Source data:
—————
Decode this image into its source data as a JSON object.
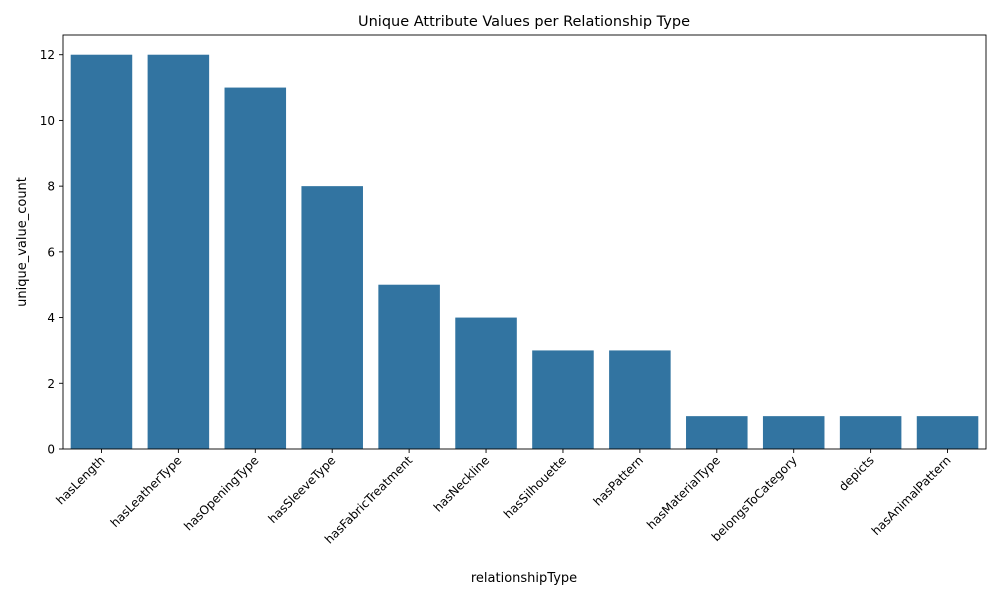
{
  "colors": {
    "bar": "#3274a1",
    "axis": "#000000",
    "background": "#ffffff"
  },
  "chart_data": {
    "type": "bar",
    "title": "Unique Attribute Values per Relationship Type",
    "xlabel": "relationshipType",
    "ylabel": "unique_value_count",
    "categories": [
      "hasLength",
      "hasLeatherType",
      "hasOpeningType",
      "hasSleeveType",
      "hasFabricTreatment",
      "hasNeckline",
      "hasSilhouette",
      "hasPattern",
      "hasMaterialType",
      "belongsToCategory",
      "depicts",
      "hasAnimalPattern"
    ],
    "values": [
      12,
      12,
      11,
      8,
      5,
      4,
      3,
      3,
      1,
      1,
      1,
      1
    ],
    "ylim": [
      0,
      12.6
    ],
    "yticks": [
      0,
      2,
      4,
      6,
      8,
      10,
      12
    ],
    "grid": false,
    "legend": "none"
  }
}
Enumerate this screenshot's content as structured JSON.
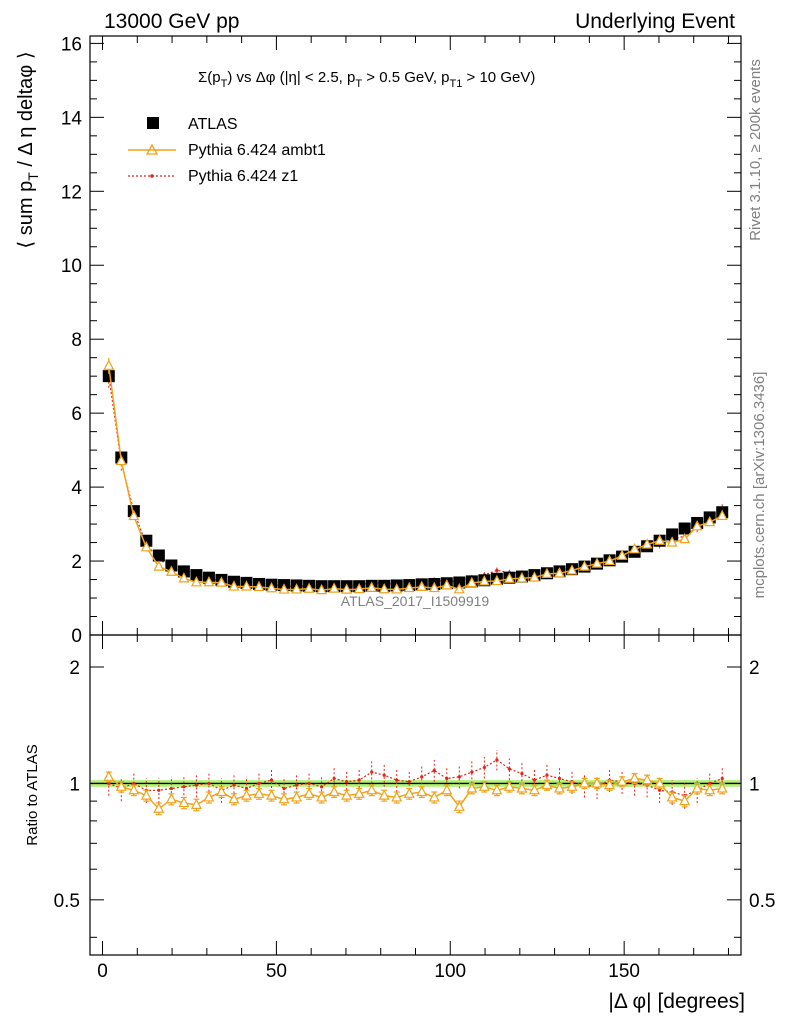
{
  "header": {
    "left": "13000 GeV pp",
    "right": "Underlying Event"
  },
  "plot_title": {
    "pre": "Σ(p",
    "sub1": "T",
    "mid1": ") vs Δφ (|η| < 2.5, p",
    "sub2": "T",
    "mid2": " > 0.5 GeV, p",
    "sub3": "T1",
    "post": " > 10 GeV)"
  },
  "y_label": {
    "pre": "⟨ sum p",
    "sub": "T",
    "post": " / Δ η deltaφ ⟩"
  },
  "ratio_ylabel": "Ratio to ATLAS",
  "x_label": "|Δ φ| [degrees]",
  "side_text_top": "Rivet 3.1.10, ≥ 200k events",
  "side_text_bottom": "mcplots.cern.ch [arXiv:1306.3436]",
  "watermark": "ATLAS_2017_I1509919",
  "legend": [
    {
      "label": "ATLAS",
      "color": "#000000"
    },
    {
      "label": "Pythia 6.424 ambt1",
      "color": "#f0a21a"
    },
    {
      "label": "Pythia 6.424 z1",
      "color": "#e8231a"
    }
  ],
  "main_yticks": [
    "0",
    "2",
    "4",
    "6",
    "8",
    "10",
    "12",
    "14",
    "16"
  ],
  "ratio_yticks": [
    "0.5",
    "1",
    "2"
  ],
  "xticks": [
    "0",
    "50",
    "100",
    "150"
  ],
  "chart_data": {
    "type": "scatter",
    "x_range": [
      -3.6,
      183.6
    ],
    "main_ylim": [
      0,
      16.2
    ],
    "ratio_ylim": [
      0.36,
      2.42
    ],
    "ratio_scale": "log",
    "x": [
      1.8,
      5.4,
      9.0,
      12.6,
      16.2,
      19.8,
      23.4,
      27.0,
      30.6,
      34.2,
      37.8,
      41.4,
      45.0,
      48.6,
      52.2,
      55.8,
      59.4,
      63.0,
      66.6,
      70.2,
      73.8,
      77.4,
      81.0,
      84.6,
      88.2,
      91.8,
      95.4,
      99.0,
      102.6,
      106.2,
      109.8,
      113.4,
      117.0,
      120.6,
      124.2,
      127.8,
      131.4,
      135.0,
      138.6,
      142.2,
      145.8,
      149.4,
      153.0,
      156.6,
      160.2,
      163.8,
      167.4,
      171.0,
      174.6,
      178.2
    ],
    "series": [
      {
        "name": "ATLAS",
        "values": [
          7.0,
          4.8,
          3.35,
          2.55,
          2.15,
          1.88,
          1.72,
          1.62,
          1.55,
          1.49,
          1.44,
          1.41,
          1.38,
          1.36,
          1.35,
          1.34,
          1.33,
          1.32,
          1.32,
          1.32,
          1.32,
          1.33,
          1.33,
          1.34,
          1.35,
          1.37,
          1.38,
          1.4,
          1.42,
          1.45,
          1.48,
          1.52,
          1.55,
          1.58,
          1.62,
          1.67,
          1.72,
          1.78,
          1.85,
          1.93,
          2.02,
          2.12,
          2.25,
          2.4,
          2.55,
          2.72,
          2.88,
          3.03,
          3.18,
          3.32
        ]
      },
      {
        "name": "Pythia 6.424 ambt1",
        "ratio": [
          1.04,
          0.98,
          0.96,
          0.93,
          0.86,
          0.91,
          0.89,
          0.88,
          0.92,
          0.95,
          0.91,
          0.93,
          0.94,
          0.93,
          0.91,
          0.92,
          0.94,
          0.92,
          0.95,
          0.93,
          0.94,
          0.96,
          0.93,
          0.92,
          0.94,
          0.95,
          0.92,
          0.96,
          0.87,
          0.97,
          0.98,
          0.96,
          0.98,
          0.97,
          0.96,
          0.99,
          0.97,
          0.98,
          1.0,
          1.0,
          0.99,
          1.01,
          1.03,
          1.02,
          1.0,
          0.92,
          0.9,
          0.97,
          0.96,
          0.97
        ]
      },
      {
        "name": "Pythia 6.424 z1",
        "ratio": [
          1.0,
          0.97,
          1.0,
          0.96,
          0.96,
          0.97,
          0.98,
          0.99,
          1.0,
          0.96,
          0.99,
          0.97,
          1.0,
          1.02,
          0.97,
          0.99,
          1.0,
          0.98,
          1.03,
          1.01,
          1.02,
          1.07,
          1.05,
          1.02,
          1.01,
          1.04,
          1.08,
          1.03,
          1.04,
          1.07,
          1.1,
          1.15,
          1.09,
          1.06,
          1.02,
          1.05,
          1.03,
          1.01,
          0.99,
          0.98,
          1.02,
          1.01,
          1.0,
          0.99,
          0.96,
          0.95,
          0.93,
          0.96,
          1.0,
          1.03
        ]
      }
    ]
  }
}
—————
Across all the entries, count the lines that contain the word "Pythia" and give the number by itself.

4